(What is asked)
Transcribe the full listing exactly, and drop every picture.

(Available records)
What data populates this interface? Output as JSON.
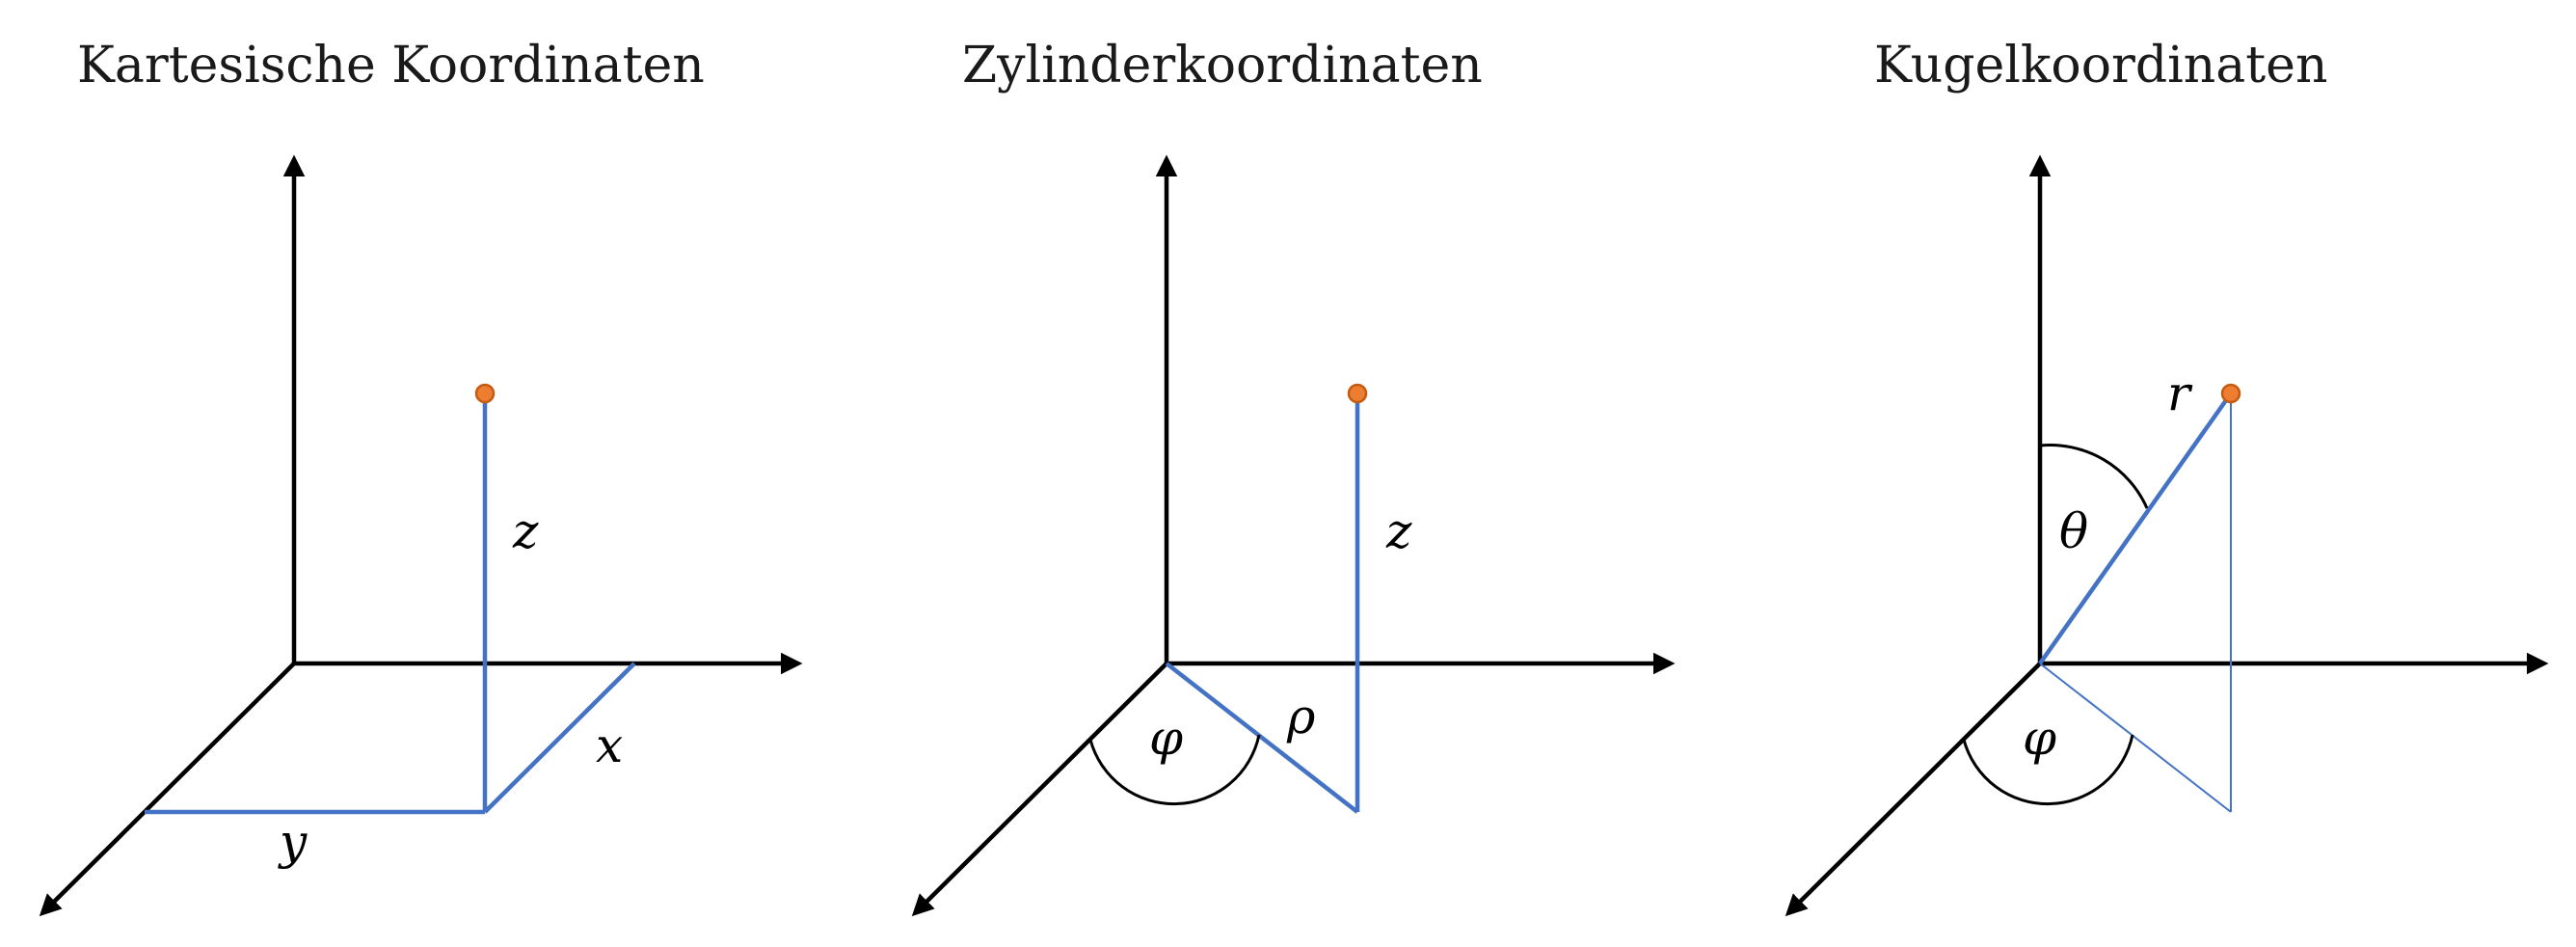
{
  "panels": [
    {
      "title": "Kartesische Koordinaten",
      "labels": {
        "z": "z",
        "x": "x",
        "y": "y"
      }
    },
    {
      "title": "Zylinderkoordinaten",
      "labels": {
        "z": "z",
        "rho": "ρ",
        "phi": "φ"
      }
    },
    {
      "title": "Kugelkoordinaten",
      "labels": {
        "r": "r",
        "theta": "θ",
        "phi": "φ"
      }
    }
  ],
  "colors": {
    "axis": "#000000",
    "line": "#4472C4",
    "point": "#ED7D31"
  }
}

(Correct answer)
What data populates this interface? Output as JSON.
{
  "panels": [
    {
      "title": "Kartesische Koordinaten",
      "labels": {
        "z": "z",
        "x": "x",
        "y": "y"
      }
    },
    {
      "title": "Zylinderkoordinaten",
      "labels": {
        "z": "z",
        "rho": "ρ",
        "phi": "φ"
      }
    },
    {
      "title": "Kugelkoordinaten",
      "labels": {
        "r": "r",
        "theta": "θ",
        "phi": "φ"
      }
    }
  ],
  "colors": {
    "axis": "#000000",
    "line": "#4472C4",
    "point": "#ED7D31"
  }
}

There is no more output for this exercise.